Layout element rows
--

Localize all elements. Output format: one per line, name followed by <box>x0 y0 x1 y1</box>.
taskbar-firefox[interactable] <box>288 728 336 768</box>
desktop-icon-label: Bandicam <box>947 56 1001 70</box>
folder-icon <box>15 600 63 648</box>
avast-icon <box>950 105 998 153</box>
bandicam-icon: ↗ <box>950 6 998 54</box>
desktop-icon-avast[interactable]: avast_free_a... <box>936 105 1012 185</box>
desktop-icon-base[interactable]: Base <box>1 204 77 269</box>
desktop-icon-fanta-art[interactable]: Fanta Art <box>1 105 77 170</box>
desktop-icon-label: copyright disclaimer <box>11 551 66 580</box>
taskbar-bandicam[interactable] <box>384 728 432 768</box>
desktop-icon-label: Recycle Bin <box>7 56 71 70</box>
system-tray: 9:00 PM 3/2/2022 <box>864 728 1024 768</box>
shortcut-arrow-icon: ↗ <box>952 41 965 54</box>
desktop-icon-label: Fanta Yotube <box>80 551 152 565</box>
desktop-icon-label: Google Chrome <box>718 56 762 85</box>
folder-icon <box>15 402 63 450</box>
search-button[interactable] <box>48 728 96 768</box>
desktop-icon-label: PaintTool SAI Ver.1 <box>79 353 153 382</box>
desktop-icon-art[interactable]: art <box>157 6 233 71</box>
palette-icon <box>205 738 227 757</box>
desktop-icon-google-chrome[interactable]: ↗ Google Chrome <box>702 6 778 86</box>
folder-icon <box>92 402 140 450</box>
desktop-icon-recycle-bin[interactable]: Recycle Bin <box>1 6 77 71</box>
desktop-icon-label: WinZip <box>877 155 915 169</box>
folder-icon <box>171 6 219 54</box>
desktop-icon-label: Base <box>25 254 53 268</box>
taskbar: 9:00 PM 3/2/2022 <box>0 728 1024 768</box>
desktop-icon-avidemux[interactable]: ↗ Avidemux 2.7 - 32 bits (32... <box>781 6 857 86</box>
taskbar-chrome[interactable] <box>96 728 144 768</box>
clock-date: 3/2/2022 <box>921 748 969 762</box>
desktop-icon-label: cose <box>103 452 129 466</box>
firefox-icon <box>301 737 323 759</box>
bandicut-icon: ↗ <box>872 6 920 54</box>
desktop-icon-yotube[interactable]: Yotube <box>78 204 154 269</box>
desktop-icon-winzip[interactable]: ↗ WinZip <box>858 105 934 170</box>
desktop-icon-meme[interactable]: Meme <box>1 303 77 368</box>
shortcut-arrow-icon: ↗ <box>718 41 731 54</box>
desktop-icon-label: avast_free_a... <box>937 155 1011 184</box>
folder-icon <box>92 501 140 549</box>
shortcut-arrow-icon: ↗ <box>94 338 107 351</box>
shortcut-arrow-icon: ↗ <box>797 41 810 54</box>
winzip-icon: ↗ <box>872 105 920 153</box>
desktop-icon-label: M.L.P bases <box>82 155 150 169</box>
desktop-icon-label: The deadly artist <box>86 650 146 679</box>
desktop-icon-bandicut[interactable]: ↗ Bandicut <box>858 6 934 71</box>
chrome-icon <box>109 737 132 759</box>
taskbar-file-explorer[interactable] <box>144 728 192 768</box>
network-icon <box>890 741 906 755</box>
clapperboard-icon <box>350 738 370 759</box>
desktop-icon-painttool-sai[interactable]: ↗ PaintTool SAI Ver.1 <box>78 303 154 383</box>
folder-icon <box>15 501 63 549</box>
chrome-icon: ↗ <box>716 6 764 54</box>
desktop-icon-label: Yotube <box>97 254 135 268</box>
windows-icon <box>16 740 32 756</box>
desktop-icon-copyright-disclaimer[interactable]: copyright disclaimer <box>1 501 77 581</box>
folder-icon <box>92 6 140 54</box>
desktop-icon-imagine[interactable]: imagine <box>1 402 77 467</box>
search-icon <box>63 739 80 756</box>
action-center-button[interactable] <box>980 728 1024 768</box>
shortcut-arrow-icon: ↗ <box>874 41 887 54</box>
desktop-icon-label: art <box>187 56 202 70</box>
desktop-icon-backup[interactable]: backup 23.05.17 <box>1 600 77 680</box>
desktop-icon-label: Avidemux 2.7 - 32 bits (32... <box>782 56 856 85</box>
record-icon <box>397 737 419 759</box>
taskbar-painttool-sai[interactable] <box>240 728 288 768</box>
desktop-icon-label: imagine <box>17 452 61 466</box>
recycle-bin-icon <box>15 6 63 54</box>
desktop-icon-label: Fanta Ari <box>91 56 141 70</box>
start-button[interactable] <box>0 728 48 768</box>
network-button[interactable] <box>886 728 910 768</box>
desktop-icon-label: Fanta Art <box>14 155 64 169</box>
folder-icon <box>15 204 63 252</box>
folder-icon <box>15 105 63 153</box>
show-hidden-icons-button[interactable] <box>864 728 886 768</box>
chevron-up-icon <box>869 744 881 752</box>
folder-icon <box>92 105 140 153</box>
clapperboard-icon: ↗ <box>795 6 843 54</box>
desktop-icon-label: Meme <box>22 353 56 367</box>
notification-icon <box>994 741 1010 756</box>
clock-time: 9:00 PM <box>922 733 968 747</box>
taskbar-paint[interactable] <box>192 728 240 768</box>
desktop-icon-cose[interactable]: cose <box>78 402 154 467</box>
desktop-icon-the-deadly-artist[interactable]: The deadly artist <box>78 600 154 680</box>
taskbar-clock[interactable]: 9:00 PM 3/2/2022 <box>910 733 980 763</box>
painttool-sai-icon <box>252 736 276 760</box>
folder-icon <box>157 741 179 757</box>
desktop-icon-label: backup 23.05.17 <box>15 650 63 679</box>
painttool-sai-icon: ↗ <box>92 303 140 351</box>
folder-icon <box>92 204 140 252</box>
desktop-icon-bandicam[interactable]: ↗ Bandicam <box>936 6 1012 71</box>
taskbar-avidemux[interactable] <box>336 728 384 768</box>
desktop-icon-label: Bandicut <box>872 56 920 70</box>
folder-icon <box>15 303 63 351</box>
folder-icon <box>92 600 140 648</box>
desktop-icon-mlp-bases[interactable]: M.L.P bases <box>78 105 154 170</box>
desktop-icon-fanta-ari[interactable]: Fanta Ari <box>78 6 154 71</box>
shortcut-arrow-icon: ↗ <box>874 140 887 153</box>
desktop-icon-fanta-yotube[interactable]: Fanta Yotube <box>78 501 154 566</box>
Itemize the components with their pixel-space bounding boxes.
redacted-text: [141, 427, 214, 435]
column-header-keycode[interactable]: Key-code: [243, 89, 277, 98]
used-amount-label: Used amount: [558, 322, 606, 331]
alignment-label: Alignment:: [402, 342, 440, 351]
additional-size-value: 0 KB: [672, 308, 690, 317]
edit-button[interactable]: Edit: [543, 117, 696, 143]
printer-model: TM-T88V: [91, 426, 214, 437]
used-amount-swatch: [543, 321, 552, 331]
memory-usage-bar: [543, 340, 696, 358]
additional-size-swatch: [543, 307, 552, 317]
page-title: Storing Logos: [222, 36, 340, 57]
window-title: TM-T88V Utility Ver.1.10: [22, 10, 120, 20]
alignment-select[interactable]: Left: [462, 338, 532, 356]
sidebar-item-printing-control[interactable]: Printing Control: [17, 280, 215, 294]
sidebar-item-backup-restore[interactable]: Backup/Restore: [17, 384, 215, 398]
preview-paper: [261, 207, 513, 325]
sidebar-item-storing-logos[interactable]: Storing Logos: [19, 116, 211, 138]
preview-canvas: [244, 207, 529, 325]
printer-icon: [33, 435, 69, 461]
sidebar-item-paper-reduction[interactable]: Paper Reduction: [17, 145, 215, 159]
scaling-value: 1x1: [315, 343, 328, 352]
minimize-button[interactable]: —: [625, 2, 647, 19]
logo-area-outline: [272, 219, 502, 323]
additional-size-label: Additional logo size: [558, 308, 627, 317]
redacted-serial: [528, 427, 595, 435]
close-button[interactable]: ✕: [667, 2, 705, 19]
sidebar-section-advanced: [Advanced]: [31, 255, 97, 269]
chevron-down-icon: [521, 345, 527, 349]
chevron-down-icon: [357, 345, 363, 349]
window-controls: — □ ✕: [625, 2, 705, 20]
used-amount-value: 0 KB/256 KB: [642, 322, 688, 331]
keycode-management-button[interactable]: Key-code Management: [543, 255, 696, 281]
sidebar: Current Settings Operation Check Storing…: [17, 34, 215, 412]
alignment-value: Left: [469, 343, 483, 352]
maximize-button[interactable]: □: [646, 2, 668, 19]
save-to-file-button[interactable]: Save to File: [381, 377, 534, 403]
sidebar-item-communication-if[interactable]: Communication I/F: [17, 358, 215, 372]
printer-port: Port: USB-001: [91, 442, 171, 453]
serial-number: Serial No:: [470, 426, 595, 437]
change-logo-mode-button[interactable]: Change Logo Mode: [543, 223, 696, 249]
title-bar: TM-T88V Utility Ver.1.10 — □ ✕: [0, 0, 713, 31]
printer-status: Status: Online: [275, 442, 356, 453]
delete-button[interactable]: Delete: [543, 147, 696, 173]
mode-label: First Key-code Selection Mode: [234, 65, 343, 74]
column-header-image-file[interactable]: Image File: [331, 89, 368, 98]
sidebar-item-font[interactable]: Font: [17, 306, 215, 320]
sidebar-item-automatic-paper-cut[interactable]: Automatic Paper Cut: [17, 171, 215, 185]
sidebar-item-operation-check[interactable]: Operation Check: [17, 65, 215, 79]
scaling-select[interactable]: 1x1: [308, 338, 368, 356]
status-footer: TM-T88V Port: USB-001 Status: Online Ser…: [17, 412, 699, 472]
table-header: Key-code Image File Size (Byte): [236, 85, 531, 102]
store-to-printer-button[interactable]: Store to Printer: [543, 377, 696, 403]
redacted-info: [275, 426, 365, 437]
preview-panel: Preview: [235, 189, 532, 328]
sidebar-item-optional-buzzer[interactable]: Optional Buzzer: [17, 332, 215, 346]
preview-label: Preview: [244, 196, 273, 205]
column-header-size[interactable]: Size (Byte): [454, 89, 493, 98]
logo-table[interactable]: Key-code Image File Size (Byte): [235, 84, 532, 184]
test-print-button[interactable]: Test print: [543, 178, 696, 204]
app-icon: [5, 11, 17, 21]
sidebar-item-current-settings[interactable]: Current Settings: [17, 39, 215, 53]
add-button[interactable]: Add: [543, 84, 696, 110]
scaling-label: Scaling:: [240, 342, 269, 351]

--

### EXERCISE OBJECTIVE
Extract the rows from the start through the line containing "desktop-icon-base[interactable]: Base <box>1", with both ends included, and repeat them verbatim.

### THE SOLUTION
Localize all elements. Output format: one per line, name followed by <box>x0 y0 x1 y1</box>.
taskbar-firefox[interactable] <box>288 728 336 768</box>
desktop-icon-label: Bandicam <box>947 56 1001 70</box>
folder-icon <box>15 600 63 648</box>
avast-icon <box>950 105 998 153</box>
bandicam-icon: ↗ <box>950 6 998 54</box>
desktop-icon-avast[interactable]: avast_free_a... <box>936 105 1012 185</box>
desktop-icon-base[interactable]: Base <box>1 204 77 269</box>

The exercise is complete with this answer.